= Work required =
Any pictures in the records below should be skipped; write out everything else exactly.

+ + + + + + +

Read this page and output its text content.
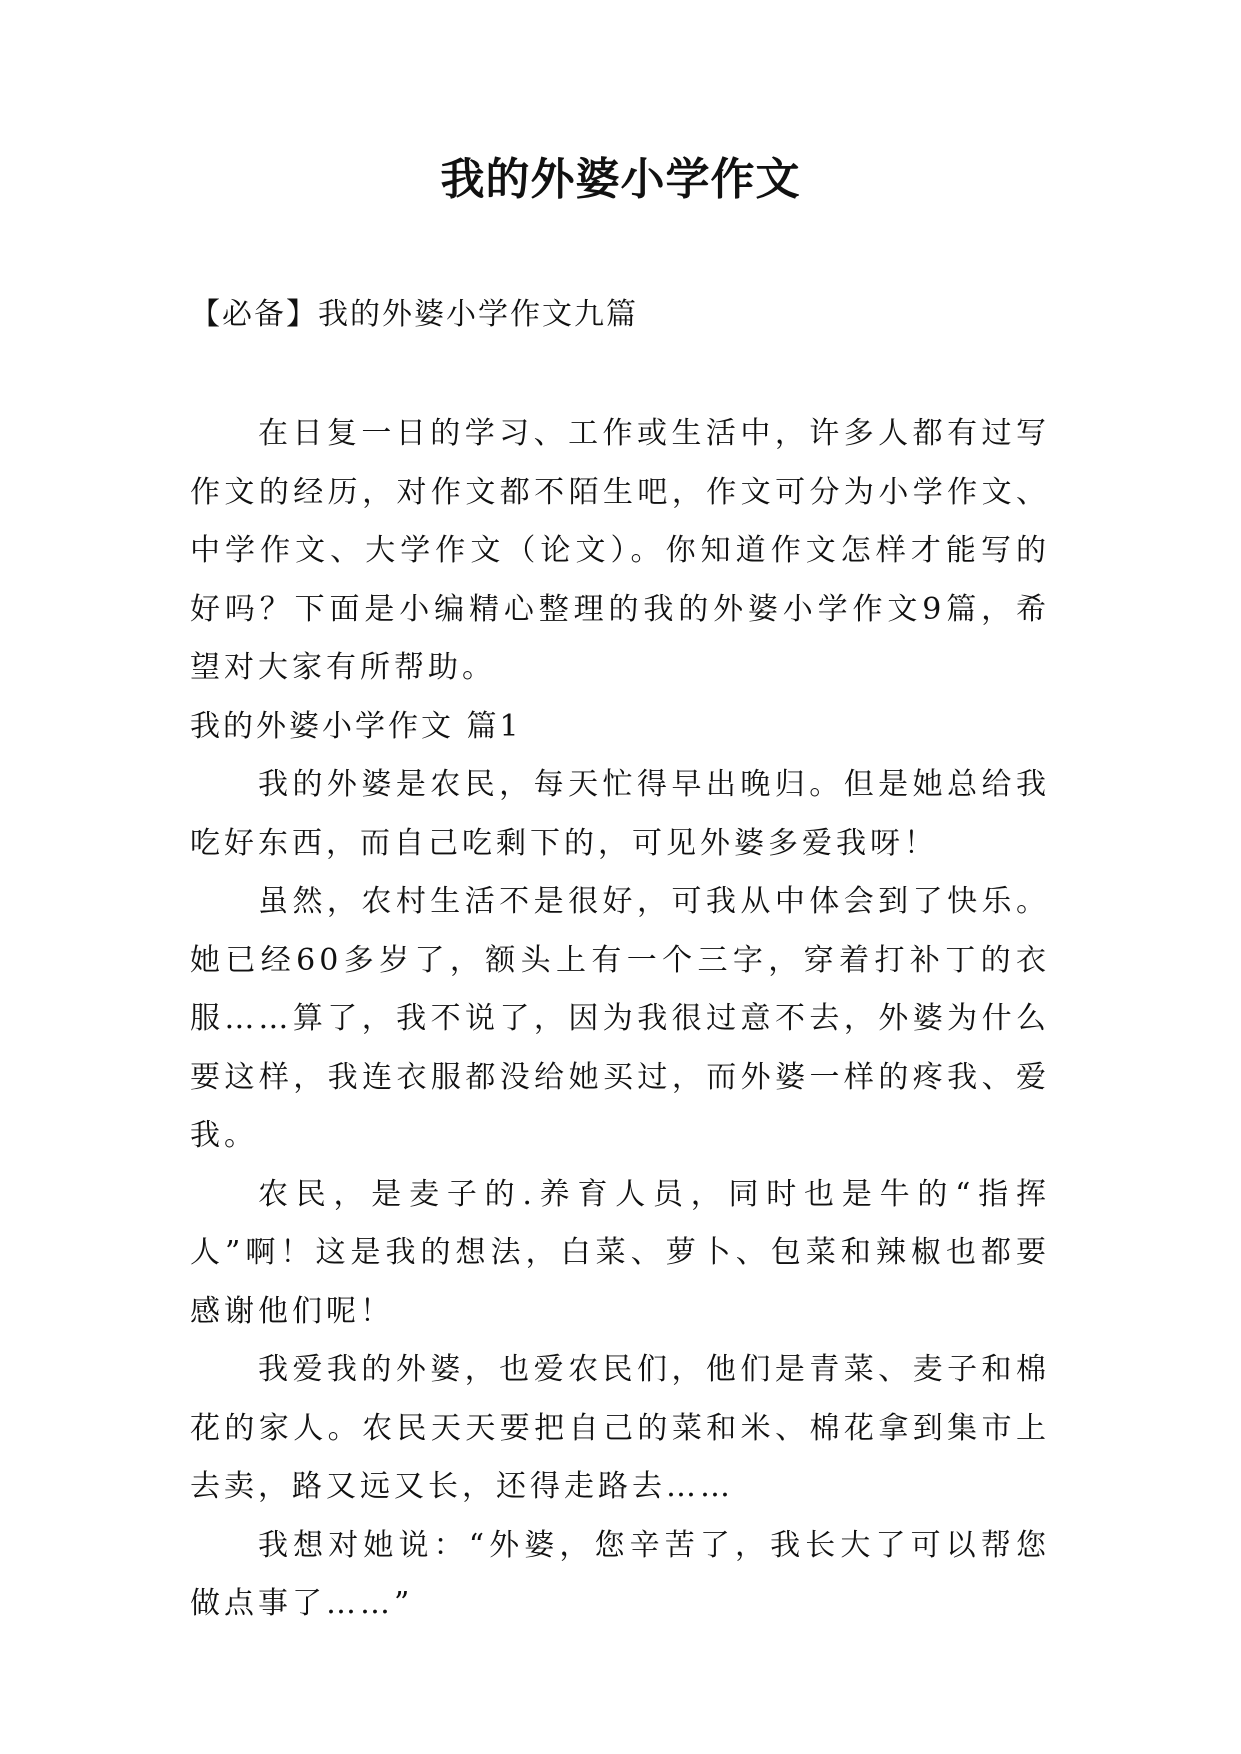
我的外婆小学作文

【必备】我的外婆小学作文九篇

在日复一日的学习、工作或生活中，许多人都有过写作文的经历，对作文都不陌生吧，作文可分为小学作文、中学作文、大学作文（论文）。你知道作文怎样才能写的好吗？下面是小编精心整理的我的外婆小学作文9篇，希望对大家有所帮助。

我的外婆小学作文 篇1

我的外婆是农民，每天忙得早出晚归。但是她总给我吃好东西，而自己吃剩下的，可见外婆多爱我呀！

虽然，农村生活不是很好，可我从中体会到了快乐。她已经60多岁了，额头上有一个三字，穿着打补丁的衣服……算了，我不说了，因为我很过意不去，外婆为什么要这样，我连衣服都没给她买过，而外婆一样的疼我、爱我。

农民，是麦子的.养育人员，同时也是牛的“指挥人”啊！这是我的想法，白菜、萝卜、包菜和辣椒也都要感谢他们呢！

我爱我的外婆，也爱农民们，他们是青菜、麦子和棉花的家人。农民天天要把自己的菜和米、棉花拿到集市上去卖，路又远又长，还得走路去……

我想对她说：“外婆，您辛苦了，我长大了可以帮您做点事了……”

+ + + + + + +

= Answer =
Read this page and output its text content.
我的外婆小学作文

【必备】我的外婆小学作文九篇

在日复一日的学习、工作或生活中，许多人都有过写作文的经历，对作文都不陌生吧，作文可分为小学作文、中学作文、大学作文（论文）。你知道作文怎样才能写的好吗？下面是小编精心整理的我的外婆小学作文9篇，希望对大家有所帮助。

我的外婆小学作文 篇1

我的外婆是农民，每天忙得早出晚归。但是她总给我吃好东西，而自己吃剩下的，可见外婆多爱我呀！

虽然，农村生活不是很好，可我从中体会到了快乐。她已经60多岁了，额头上有一个三字，穿着打补丁的衣服……算了，我不说了，因为我很过意不去，外婆为什么要这样，我连衣服都没给她买过，而外婆一样的疼我、爱我。

农民，是麦子的.养育人员，同时也是牛的“指挥人”啊！这是我的想法，白菜、萝卜、包菜和辣椒也都要感谢他们呢！

我爱我的外婆，也爱农民们，他们是青菜、麦子和棉花的家人。农民天天要把自己的菜和米、棉花拿到集市上去卖，路又远又长，还得走路去……

我想对她说：“外婆，您辛苦了，我长大了可以帮您做点事了……”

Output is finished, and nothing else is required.